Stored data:

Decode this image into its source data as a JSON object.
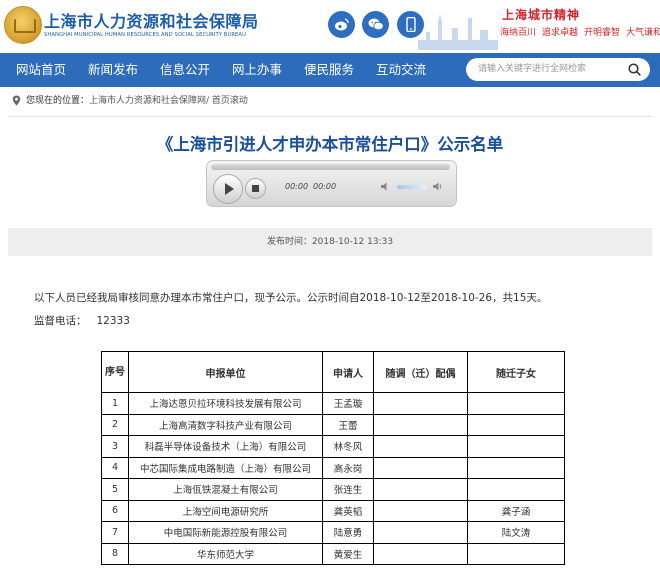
{
  "header": {
    "site_title": "上海市人力资源和社会保障局",
    "site_subtitle": "SHANGHAI MUNICIPAL HUMAN RESOURCES AND SOCIAL SECURITY BUREAU",
    "social_icons": [
      "weibo-icon",
      "wechat-icon",
      "mobile-icon"
    ],
    "spirit_title": "上海城市精神",
    "spirit_words": [
      "海纳百川",
      "追求卓越",
      "开明睿智",
      "大气谦和"
    ]
  },
  "nav": {
    "items": [
      "网站首页",
      "新闻发布",
      "信息公开",
      "网上办事",
      "便民服务",
      "互动交流"
    ],
    "search_placeholder": "请输入关键字进行全网检索"
  },
  "breadcrumb": {
    "label": "您现在的位置：",
    "path": "上海市人力资源和社会保障网/ 首页滚动"
  },
  "article": {
    "title": "《上海市引进人才申办本市常住户口》公示名单",
    "player": {
      "current_time": "00:00",
      "total_time": "00:00"
    },
    "publish_time": "发布时间：2018-10-12 13:33",
    "intro": "以下人员已经我局审核同意办理本市常住户口，现予公示。公示时间自2018-10-12至2018-10-26，共15天。",
    "phone_label": "监督电话：",
    "phone_number": "12333"
  },
  "table": {
    "headers": [
      "序号",
      "申报单位",
      "申请人",
      "随调（迁）配偶",
      "随迁子女"
    ],
    "rows": [
      [
        "1",
        "上海达恩贝拉环境科技发展有限公司",
        "王孟璇",
        "",
        ""
      ],
      [
        "2",
        "上海高清数字科技产业有限公司",
        "王蕾",
        "",
        ""
      ],
      [
        "3",
        "科磊半导体设备技术（上海）有限公司",
        "林冬风",
        "",
        ""
      ],
      [
        "4",
        "中芯国际集成电路制造（上海）有限公司",
        "高永岗",
        "",
        ""
      ],
      [
        "5",
        "上海佤铁混凝土有限公司",
        "张连生",
        "",
        ""
      ],
      [
        "6",
        "上海空间电源研究所",
        "龚英韬",
        "",
        "龚子涵"
      ],
      [
        "7",
        "中电国际新能源控股有限公司",
        "陆意勇",
        "",
        "陆文涛"
      ],
      [
        "8",
        "华东师范大学",
        "黄爱生",
        "",
        ""
      ]
    ]
  }
}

Task requirements:
With the pictures left out, transcribe the material exactly.

Answer for this exercise:
Decode this image into its source data as a JSON object.
{
  "header": {
    "site_title": "上海市人力资源和社会保障局",
    "site_subtitle": "SHANGHAI MUNICIPAL HUMAN RESOURCES AND SOCIAL SECURITY BUREAU",
    "social_icons": [
      "weibo-icon",
      "wechat-icon",
      "mobile-icon"
    ],
    "spirit_title": "上海城市精神",
    "spirit_words": [
      "海纳百川",
      "追求卓越",
      "开明睿智",
      "大气谦和"
    ]
  },
  "nav": {
    "items": [
      "网站首页",
      "新闻发布",
      "信息公开",
      "网上办事",
      "便民服务",
      "互动交流"
    ],
    "search_placeholder": "请输入关键字进行全网检索"
  },
  "breadcrumb": {
    "label": "您现在的位置：",
    "path": "上海市人力资源和社会保障网/ 首页滚动"
  },
  "article": {
    "title": "《上海市引进人才申办本市常住户口》公示名单",
    "player": {
      "current_time": "00:00",
      "total_time": "00:00"
    },
    "publish_time": "发布时间：2018-10-12 13:33",
    "intro": "以下人员已经我局审核同意办理本市常住户口，现予公示。公示时间自2018-10-12至2018-10-26，共15天。",
    "phone_label": "监督电话：",
    "phone_number": "12333"
  },
  "table": {
    "headers": [
      "序号",
      "申报单位",
      "申请人",
      "随调（迁）配偶",
      "随迁子女"
    ],
    "rows": [
      [
        "1",
        "上海达恩贝拉环境科技发展有限公司",
        "王孟璇",
        "",
        ""
      ],
      [
        "2",
        "上海高清数字科技产业有限公司",
        "王蕾",
        "",
        ""
      ],
      [
        "3",
        "科磊半导体设备技术（上海）有限公司",
        "林冬风",
        "",
        ""
      ],
      [
        "4",
        "中芯国际集成电路制造（上海）有限公司",
        "高永岗",
        "",
        ""
      ],
      [
        "5",
        "上海佤铁混凝土有限公司",
        "张连生",
        "",
        ""
      ],
      [
        "6",
        "上海空间电源研究所",
        "龚英韬",
        "",
        "龚子涵"
      ],
      [
        "7",
        "中电国际新能源控股有限公司",
        "陆意勇",
        "",
        "陆文涛"
      ],
      [
        "8",
        "华东师范大学",
        "黄爱生",
        "",
        ""
      ]
    ]
  }
}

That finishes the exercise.